Exercise instructions » Please output the records below in full, exactly as given, but without the images.
### Data
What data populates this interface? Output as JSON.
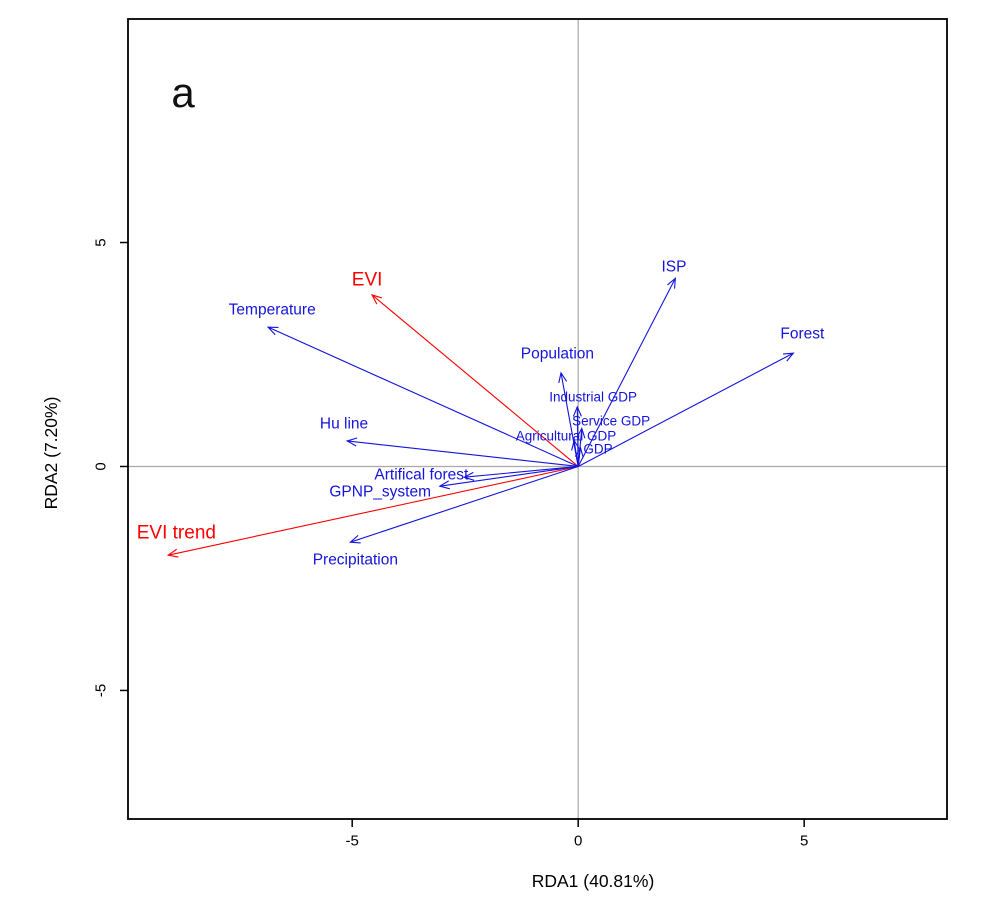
{
  "figure": {
    "panel_label": "a",
    "background": "#ffffff",
    "box_color": "#000000",
    "crosshair_color": "#a8a8a8",
    "tick_color": "#000000"
  },
  "chart_data": {
    "type": "scatter",
    "subtype": "rda-biplot-arrows",
    "title": "",
    "xlabel": "RDA1 (40.81%)",
    "ylabel": "RDA2 (7.20%)",
    "xlim": [
      -9.96,
      8.16
    ],
    "ylim": [
      -7.87,
      9.99
    ],
    "xticks": [
      "-5",
      "0",
      "5"
    ],
    "xtick_values": [
      -5,
      0,
      5
    ],
    "yticks": [
      "-5",
      "0",
      "5"
    ],
    "ytick_values": [
      -5,
      0,
      5
    ],
    "grid": false,
    "legend": "none",
    "crosshair_at": {
      "x": 0,
      "y": 0
    },
    "colors": {
      "blue": "#1414dd",
      "red": "#ff0000"
    },
    "arrows": [
      {
        "label": "EVI",
        "x": -4.56,
        "y": 3.83,
        "label_x": -4.67,
        "label_y": 4.16,
        "color": "red",
        "label_size": "large"
      },
      {
        "label": "EVI trend",
        "x": -9.07,
        "y": -1.98,
        "label_x": -8.89,
        "label_y": -1.48,
        "color": "red",
        "label_size": "large"
      },
      {
        "label": "Temperature",
        "x": -6.86,
        "y": 3.11,
        "label_x": -6.77,
        "label_y": 3.49,
        "color": "blue",
        "label_size": "normal"
      },
      {
        "label": "Hu line",
        "x": -5.11,
        "y": 0.57,
        "label_x": -5.18,
        "label_y": 0.95,
        "color": "blue",
        "label_size": "normal"
      },
      {
        "label": "Precipitation",
        "x": -5.04,
        "y": -1.69,
        "label_x": -4.93,
        "label_y": -2.09,
        "color": "blue",
        "label_size": "normal"
      },
      {
        "label": "GPNP_system",
        "x": -3.06,
        "y": -0.44,
        "label_x": -4.38,
        "label_y": -0.57,
        "color": "blue",
        "label_size": "normal"
      },
      {
        "label": "Artifical forest",
        "x": -2.52,
        "y": -0.24,
        "label_x": -3.47,
        "label_y": -0.19,
        "color": "blue",
        "label_size": "normal"
      },
      {
        "label": "Population",
        "x": -0.38,
        "y": 2.09,
        "label_x": -0.46,
        "label_y": 2.51,
        "color": "blue",
        "label_size": "normal"
      },
      {
        "label": "Industrial GDP",
        "x": -0.02,
        "y": 1.33,
        "label_x": 0.33,
        "label_y": 1.55,
        "color": "blue",
        "label_size": "small"
      },
      {
        "label": "Service GDP",
        "x": 0.08,
        "y": 0.85,
        "label_x": 0.73,
        "label_y": 1.02,
        "color": "blue",
        "label_size": "small"
      },
      {
        "label": "Agricultural GDP",
        "x": -0.09,
        "y": 0.58,
        "label_x": -0.27,
        "label_y": 0.68,
        "color": "blue",
        "label_size": "small"
      },
      {
        "label": "GDP",
        "x": 0.05,
        "y": 0.42,
        "label_x": 0.44,
        "label_y": 0.39,
        "color": "blue",
        "label_size": "small"
      },
      {
        "label": "ISP",
        "x": 2.15,
        "y": 4.2,
        "label_x": 2.12,
        "label_y": 4.45,
        "color": "blue",
        "label_size": "normal"
      },
      {
        "label": "Forest",
        "x": 4.76,
        "y": 2.53,
        "label_x": 4.96,
        "label_y": 2.96,
        "color": "blue",
        "label_size": "normal"
      }
    ]
  }
}
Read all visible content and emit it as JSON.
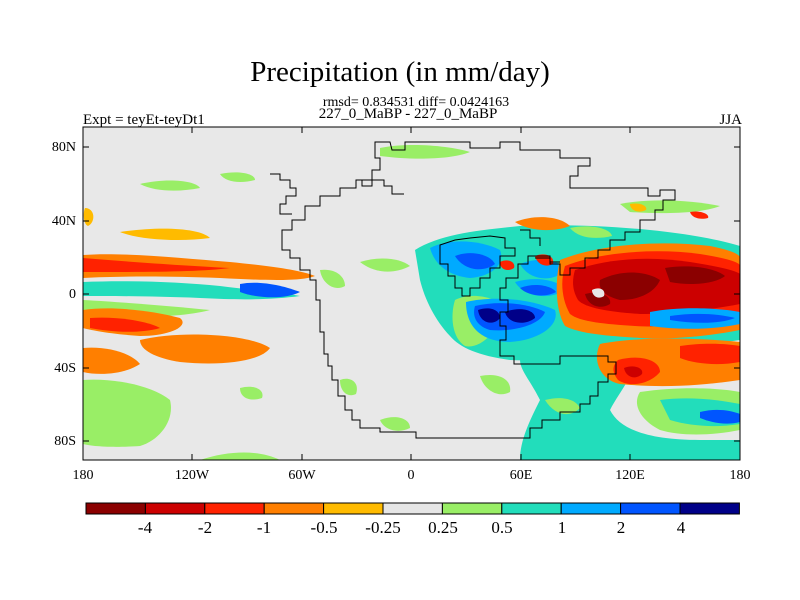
{
  "title": "Precipitation (in mm/day)",
  "stats": "rmsd= 0.834531 diff= 0.0424163",
  "subtitle": "227_0_MaBP - 227_0_MaBP",
  "expt_label": "Expt = teyEt-teyDt1",
  "season": "JJA",
  "map_data": {
    "projection": "cylindrical-equidistant",
    "lon_range": [
      -180,
      180
    ],
    "lat_range": [
      -90,
      90
    ],
    "lat_ticks": [
      "80N",
      "40N",
      "0",
      "40S",
      "80S"
    ],
    "lon_ticks": [
      "180",
      "120W",
      "60W",
      "0",
      "60E",
      "120E",
      "180"
    ],
    "background_color": "#e8e8e8"
  },
  "colorbar": {
    "colors": [
      "#8b0000",
      "#cc0000",
      "#ff2200",
      "#ff7f00",
      "#ffbb00",
      "#e6e6e6",
      "#99ee66",
      "#22ddbb",
      "#00aaff",
      "#0055ff",
      "#000088"
    ],
    "labels": [
      "-4",
      "-2",
      "-1",
      "-0.5",
      "-0.25",
      "0.25",
      "0.5",
      "1",
      "2",
      "4"
    ]
  }
}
######
The output »
What data populates this interface? Output as JSON.
{
  "figure": {
    "panel_label": "a",
    "background": "#ffffff",
    "box_color": "#000000",
    "crosshair_color": "#a8a8a8",
    "tick_color": "#000000"
  },
  "chart_data": {
    "type": "scatter",
    "subtype": "rda-biplot-arrows",
    "title": "",
    "xlabel": "RDA1 (40.81%)",
    "ylabel": "RDA2 (7.20%)",
    "xlim": [
      -9.96,
      8.16
    ],
    "ylim": [
      -7.87,
      9.99
    ],
    "xticks": [
      "-5",
      "0",
      "5"
    ],
    "xtick_values": [
      -5,
      0,
      5
    ],
    "yticks": [
      "-5",
      "0",
      "5"
    ],
    "ytick_values": [
      -5,
      0,
      5
    ],
    "grid": false,
    "legend": "none",
    "crosshair_at": {
      "x": 0,
      "y": 0
    },
    "colors": {
      "blue": "#1414dd",
      "red": "#ff0000"
    },
    "arrows": [
      {
        "label": "EVI",
        "x": -4.56,
        "y": 3.83,
        "label_x": -4.67,
        "label_y": 4.16,
        "color": "red",
        "label_size": "large"
      },
      {
        "label": "EVI trend",
        "x": -9.07,
        "y": -1.98,
        "label_x": -8.89,
        "label_y": -1.48,
        "color": "red",
        "label_size": "large"
      },
      {
        "label": "Temperature",
        "x": -6.86,
        "y": 3.11,
        "label_x": -6.77,
        "label_y": 3.49,
        "color": "blue",
        "label_size": "normal"
      },
      {
        "label": "Hu line",
        "x": -5.11,
        "y": 0.57,
        "label_x": -5.18,
        "label_y": 0.95,
        "color": "blue",
        "label_size": "normal"
      },
      {
        "label": "Precipitation",
        "x": -5.04,
        "y": -1.69,
        "label_x": -4.93,
        "label_y": -2.09,
        "color": "blue",
        "label_size": "normal"
      },
      {
        "label": "GPNP_system",
        "x": -3.06,
        "y": -0.44,
        "label_x": -4.38,
        "label_y": -0.57,
        "color": "blue",
        "label_size": "normal"
      },
      {
        "label": "Artifical forest",
        "x": -2.52,
        "y": -0.24,
        "label_x": -3.47,
        "label_y": -0.19,
        "color": "blue",
        "label_size": "normal"
      },
      {
        "label": "Population",
        "x": -0.38,
        "y": 2.09,
        "label_x": -0.46,
        "label_y": 2.51,
        "color": "blue",
        "label_size": "normal"
      },
      {
        "label": "Industrial GDP",
        "x": -0.02,
        "y": 1.33,
        "label_x": 0.33,
        "label_y": 1.55,
        "color": "blue",
        "label_size": "small"
      },
      {
        "label": "Service GDP",
        "x": 0.08,
        "y": 0.85,
        "label_x": 0.73,
        "label_y": 1.02,
        "color": "blue",
        "label_size": "small"
      },
      {
        "label": "Agricultural GDP",
        "x": -0.09,
        "y": 0.58,
        "label_x": -0.27,
        "label_y": 0.68,
        "color": "blue",
        "label_size": "small"
      },
      {
        "label": "GDP",
        "x": 0.05,
        "y": 0.42,
        "label_x": 0.44,
        "label_y": 0.39,
        "color": "blue",
        "label_size": "small"
      },
      {
        "label": "ISP",
        "x": 2.15,
        "y": 4.2,
        "label_x": 2.12,
        "label_y": 4.45,
        "color": "blue",
        "label_size": "normal"
      },
      {
        "label": "Forest",
        "x": 4.76,
        "y": 2.53,
        "label_x": 4.96,
        "label_y": 2.96,
        "color": "blue",
        "label_size": "normal"
      }
    ]
  }
}
Read all visible content and emit it as JSON.
{
  "title": "Precipitation (in mm/day)",
  "stats": "rmsd= 0.834531 diff= 0.0424163",
  "subtitle": "227_0_MaBP - 227_0_MaBP",
  "expt_label": "Expt = teyEt-teyDt1",
  "season": "JJA",
  "map_data": {
    "projection": "cylindrical-equidistant",
    "lon_range": [
      -180,
      180
    ],
    "lat_range": [
      -90,
      90
    ],
    "lat_ticks": [
      "80N",
      "40N",
      "0",
      "40S",
      "80S"
    ],
    "lon_ticks": [
      "180",
      "120W",
      "60W",
      "0",
      "60E",
      "120E",
      "180"
    ],
    "background_color": "#e8e8e8"
  },
  "colorbar": {
    "colors": [
      "#8b0000",
      "#cc0000",
      "#ff2200",
      "#ff7f00",
      "#ffbb00",
      "#e6e6e6",
      "#99ee66",
      "#22ddbb",
      "#00aaff",
      "#0055ff",
      "#000088"
    ],
    "labels": [
      "-4",
      "-2",
      "-1",
      "-0.5",
      "-0.25",
      "0.25",
      "0.5",
      "1",
      "2",
      "4"
    ]
  }
}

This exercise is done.